- Task instructions
Exclude the pictures; give every entry again exactly as written.

___ Dataset records

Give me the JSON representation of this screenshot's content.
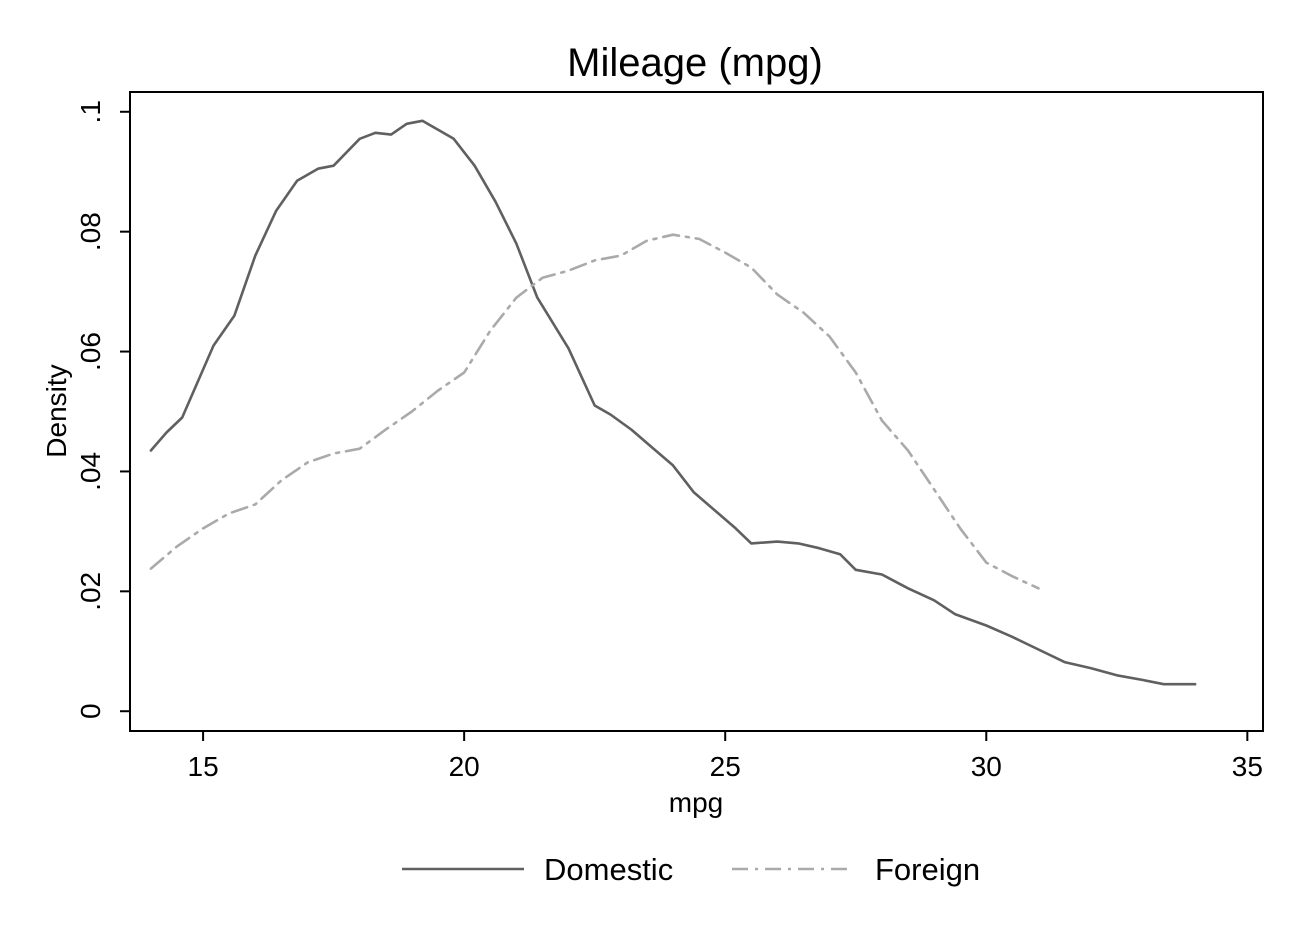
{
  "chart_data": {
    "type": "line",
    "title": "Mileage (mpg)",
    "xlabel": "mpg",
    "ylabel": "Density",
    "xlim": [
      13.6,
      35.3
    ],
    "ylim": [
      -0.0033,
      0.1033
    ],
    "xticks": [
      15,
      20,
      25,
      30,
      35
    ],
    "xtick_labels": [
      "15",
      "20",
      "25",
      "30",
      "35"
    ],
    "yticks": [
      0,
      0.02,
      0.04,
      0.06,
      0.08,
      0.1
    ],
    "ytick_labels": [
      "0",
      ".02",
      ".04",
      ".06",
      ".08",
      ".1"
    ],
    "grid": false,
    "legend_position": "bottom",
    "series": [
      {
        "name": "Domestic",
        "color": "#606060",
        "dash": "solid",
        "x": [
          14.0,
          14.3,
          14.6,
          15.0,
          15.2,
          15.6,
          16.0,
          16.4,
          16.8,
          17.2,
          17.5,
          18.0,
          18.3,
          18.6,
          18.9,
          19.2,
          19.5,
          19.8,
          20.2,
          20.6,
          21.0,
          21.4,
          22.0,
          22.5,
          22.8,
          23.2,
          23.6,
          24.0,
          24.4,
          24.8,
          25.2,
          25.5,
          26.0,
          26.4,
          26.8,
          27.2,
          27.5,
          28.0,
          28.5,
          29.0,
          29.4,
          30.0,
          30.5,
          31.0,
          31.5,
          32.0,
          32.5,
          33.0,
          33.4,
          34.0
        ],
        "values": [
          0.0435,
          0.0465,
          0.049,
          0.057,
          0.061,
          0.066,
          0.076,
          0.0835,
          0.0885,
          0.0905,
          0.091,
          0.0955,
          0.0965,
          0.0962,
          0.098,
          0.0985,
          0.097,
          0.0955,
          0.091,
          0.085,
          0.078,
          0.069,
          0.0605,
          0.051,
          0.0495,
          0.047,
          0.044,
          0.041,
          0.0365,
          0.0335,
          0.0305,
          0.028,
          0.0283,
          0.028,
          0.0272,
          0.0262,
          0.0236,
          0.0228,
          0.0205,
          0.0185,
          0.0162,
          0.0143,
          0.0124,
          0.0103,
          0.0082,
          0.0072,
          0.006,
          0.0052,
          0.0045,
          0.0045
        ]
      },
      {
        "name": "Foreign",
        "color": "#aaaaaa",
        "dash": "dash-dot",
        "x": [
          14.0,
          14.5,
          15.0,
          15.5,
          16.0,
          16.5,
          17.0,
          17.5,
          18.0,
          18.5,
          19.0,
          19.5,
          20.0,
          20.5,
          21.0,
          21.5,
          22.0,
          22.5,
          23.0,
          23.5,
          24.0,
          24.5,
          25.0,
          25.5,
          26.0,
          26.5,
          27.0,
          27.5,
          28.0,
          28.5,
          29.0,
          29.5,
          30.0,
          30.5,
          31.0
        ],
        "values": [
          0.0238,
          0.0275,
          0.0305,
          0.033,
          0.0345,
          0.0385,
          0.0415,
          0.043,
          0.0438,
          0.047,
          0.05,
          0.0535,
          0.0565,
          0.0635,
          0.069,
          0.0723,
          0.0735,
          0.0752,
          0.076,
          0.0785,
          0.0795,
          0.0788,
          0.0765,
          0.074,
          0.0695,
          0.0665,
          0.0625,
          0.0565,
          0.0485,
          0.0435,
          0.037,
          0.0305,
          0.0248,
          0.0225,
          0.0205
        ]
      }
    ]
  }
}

______

- Output below
Give me the JSON representation of this screenshot's content.
{
  "chart_data": {
    "type": "line",
    "title": "Mileage (mpg)",
    "xlabel": "mpg",
    "ylabel": "Density",
    "xlim": [
      13.6,
      35.3
    ],
    "ylim": [
      -0.0033,
      0.1033
    ],
    "xticks": [
      15,
      20,
      25,
      30,
      35
    ],
    "xtick_labels": [
      "15",
      "20",
      "25",
      "30",
      "35"
    ],
    "yticks": [
      0,
      0.02,
      0.04,
      0.06,
      0.08,
      0.1
    ],
    "ytick_labels": [
      "0",
      ".02",
      ".04",
      ".06",
      ".08",
      ".1"
    ],
    "grid": false,
    "legend_position": "bottom",
    "series": [
      {
        "name": "Domestic",
        "color": "#606060",
        "dash": "solid",
        "x": [
          14.0,
          14.3,
          14.6,
          15.0,
          15.2,
          15.6,
          16.0,
          16.4,
          16.8,
          17.2,
          17.5,
          18.0,
          18.3,
          18.6,
          18.9,
          19.2,
          19.5,
          19.8,
          20.2,
          20.6,
          21.0,
          21.4,
          22.0,
          22.5,
          22.8,
          23.2,
          23.6,
          24.0,
          24.4,
          24.8,
          25.2,
          25.5,
          26.0,
          26.4,
          26.8,
          27.2,
          27.5,
          28.0,
          28.5,
          29.0,
          29.4,
          30.0,
          30.5,
          31.0,
          31.5,
          32.0,
          32.5,
          33.0,
          33.4,
          34.0
        ],
        "values": [
          0.0435,
          0.0465,
          0.049,
          0.057,
          0.061,
          0.066,
          0.076,
          0.0835,
          0.0885,
          0.0905,
          0.091,
          0.0955,
          0.0965,
          0.0962,
          0.098,
          0.0985,
          0.097,
          0.0955,
          0.091,
          0.085,
          0.078,
          0.069,
          0.0605,
          0.051,
          0.0495,
          0.047,
          0.044,
          0.041,
          0.0365,
          0.0335,
          0.0305,
          0.028,
          0.0283,
          0.028,
          0.0272,
          0.0262,
          0.0236,
          0.0228,
          0.0205,
          0.0185,
          0.0162,
          0.0143,
          0.0124,
          0.0103,
          0.0082,
          0.0072,
          0.006,
          0.0052,
          0.0045,
          0.0045
        ]
      },
      {
        "name": "Foreign",
        "color": "#aaaaaa",
        "dash": "dash-dot",
        "x": [
          14.0,
          14.5,
          15.0,
          15.5,
          16.0,
          16.5,
          17.0,
          17.5,
          18.0,
          18.5,
          19.0,
          19.5,
          20.0,
          20.5,
          21.0,
          21.5,
          22.0,
          22.5,
          23.0,
          23.5,
          24.0,
          24.5,
          25.0,
          25.5,
          26.0,
          26.5,
          27.0,
          27.5,
          28.0,
          28.5,
          29.0,
          29.5,
          30.0,
          30.5,
          31.0
        ],
        "values": [
          0.0238,
          0.0275,
          0.0305,
          0.033,
          0.0345,
          0.0385,
          0.0415,
          0.043,
          0.0438,
          0.047,
          0.05,
          0.0535,
          0.0565,
          0.0635,
          0.069,
          0.0723,
          0.0735,
          0.0752,
          0.076,
          0.0785,
          0.0795,
          0.0788,
          0.0765,
          0.074,
          0.0695,
          0.0665,
          0.0625,
          0.0565,
          0.0485,
          0.0435,
          0.037,
          0.0305,
          0.0248,
          0.0225,
          0.0205
        ]
      }
    ]
  }
}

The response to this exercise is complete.